EXERCISE OBJECTIVE
Collect every line that includes the string "JSON".

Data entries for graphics
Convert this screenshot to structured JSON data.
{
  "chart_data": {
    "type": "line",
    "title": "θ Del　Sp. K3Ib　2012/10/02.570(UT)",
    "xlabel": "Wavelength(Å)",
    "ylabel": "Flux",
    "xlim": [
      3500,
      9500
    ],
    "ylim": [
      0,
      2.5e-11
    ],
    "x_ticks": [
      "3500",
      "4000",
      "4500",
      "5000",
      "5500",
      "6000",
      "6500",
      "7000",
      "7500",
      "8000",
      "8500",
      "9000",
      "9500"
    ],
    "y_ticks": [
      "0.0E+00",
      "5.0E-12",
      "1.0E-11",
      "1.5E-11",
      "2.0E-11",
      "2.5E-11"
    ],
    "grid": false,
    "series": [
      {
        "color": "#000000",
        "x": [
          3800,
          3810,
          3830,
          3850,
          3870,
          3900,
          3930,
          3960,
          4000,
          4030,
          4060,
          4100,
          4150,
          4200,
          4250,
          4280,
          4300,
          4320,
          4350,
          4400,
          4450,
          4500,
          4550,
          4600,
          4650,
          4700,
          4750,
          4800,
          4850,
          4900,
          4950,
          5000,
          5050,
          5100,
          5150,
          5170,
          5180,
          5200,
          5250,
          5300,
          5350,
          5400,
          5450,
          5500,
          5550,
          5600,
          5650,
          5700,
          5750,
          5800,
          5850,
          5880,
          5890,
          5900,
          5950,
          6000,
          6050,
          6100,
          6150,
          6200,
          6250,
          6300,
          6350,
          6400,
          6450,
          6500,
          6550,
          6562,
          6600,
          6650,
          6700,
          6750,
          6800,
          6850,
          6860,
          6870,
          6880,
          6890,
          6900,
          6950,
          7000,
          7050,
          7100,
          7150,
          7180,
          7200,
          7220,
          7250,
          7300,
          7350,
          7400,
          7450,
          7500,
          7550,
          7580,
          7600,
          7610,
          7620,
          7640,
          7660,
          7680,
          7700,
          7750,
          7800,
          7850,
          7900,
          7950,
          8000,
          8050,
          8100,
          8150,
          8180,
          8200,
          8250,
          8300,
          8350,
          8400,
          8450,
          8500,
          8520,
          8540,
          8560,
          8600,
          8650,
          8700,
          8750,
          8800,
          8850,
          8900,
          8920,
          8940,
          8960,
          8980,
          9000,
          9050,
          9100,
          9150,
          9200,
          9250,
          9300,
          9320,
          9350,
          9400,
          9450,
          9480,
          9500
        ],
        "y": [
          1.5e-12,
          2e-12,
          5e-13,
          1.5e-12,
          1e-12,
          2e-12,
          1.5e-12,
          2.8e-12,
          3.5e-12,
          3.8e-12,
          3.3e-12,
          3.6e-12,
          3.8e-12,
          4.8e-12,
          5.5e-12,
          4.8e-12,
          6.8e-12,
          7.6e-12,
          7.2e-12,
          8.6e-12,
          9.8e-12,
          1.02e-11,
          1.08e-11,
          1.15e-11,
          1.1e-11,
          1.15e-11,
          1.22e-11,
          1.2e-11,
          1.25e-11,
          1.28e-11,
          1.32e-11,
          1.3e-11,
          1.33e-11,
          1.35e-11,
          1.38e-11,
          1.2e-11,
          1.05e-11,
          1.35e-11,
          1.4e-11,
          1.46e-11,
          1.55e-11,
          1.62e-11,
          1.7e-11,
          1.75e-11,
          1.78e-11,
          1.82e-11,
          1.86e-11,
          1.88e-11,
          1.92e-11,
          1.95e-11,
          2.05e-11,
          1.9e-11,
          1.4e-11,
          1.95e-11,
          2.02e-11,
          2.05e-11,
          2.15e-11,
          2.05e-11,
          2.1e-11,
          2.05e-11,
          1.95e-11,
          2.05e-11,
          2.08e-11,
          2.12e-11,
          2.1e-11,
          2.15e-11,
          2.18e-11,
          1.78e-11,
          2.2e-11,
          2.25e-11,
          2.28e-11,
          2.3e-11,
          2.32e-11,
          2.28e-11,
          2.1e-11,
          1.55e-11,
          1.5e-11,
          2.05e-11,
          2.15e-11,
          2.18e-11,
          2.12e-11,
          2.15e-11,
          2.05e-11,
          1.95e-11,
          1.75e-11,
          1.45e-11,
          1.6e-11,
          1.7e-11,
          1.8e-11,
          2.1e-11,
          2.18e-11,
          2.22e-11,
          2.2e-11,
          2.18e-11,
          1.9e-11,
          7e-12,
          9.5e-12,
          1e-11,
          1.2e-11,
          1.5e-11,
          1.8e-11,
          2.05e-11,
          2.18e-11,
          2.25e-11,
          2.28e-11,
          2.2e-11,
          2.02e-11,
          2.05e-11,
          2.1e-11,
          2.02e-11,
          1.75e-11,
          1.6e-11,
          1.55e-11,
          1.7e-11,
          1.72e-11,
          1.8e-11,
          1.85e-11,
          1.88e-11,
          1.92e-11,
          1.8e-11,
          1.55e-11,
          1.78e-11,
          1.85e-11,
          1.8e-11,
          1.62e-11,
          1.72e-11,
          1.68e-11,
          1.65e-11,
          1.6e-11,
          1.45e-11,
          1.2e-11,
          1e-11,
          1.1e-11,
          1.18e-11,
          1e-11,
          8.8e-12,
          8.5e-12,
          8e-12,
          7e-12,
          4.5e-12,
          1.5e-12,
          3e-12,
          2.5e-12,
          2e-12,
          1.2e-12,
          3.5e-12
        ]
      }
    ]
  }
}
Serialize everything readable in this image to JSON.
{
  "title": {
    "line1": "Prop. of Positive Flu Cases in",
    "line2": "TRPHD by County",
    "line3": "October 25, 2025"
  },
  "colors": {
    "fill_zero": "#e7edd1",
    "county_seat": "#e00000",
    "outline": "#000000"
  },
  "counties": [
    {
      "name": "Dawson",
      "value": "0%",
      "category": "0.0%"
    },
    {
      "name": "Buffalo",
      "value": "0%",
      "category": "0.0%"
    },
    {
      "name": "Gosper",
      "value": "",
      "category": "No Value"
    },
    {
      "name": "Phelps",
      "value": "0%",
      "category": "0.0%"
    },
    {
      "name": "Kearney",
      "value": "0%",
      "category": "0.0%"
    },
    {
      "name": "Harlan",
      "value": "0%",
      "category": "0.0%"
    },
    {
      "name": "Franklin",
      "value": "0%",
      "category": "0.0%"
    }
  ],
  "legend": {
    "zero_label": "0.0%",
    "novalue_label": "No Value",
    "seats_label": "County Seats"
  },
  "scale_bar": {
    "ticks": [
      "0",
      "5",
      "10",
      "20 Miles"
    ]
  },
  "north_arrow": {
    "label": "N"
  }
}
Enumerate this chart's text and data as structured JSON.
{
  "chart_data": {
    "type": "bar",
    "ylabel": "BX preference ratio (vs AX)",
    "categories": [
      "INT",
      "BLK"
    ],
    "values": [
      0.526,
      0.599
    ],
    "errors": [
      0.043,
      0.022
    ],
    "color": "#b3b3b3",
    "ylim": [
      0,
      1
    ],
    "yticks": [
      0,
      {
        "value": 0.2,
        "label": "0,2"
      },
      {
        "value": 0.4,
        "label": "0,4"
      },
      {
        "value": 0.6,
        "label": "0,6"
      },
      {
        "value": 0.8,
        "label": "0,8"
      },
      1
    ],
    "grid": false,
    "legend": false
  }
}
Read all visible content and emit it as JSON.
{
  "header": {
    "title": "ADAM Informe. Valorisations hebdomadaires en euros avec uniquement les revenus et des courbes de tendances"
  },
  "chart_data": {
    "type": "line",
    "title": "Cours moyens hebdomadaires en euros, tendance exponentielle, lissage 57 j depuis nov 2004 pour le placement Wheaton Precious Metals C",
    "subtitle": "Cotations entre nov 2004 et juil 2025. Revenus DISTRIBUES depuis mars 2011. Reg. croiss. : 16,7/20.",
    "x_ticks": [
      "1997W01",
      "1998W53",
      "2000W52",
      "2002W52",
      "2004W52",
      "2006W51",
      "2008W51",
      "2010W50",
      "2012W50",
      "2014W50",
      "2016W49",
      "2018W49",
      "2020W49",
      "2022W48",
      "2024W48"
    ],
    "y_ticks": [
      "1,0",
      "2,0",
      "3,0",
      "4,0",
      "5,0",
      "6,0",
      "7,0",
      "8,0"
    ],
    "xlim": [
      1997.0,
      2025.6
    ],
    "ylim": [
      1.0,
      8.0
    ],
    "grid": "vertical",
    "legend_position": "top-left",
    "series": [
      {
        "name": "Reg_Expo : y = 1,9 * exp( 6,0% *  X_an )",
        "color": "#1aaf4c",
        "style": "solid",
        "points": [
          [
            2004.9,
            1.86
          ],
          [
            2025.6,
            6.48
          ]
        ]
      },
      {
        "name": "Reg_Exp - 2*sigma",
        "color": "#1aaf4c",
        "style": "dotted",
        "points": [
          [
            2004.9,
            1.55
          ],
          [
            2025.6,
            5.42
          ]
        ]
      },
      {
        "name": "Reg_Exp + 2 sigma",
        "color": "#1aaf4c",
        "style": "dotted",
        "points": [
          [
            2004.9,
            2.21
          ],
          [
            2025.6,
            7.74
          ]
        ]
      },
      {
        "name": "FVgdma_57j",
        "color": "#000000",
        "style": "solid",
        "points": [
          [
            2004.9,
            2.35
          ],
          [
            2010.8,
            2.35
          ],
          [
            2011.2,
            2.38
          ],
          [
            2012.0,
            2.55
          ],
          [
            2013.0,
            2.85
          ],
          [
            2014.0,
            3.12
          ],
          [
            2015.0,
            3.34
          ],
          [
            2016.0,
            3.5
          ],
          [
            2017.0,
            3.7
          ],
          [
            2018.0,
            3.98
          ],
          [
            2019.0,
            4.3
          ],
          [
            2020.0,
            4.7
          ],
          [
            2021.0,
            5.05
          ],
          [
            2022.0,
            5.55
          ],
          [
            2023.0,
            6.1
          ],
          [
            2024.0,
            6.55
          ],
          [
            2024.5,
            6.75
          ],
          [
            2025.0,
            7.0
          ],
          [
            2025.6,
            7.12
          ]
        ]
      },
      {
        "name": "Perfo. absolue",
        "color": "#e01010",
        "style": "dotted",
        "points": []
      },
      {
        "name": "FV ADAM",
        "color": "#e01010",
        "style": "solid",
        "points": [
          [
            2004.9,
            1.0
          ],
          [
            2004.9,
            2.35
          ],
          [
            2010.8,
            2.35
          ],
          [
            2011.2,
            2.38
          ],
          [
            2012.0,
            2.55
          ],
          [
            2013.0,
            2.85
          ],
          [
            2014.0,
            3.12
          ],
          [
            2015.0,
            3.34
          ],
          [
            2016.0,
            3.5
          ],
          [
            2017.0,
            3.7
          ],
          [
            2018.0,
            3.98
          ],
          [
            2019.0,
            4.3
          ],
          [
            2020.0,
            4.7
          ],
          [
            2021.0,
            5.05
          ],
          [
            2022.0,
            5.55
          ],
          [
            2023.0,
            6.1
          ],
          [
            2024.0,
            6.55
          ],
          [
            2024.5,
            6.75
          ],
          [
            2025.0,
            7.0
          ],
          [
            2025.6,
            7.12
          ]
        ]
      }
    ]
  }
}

ANSWER TO THE EXERCISE
Convert this screenshot to structured JSON data.
Serialize everything readable in this image to JSON.
Enumerate this chart's text and data as structured JSON.
Read all visible content and emit it as JSON.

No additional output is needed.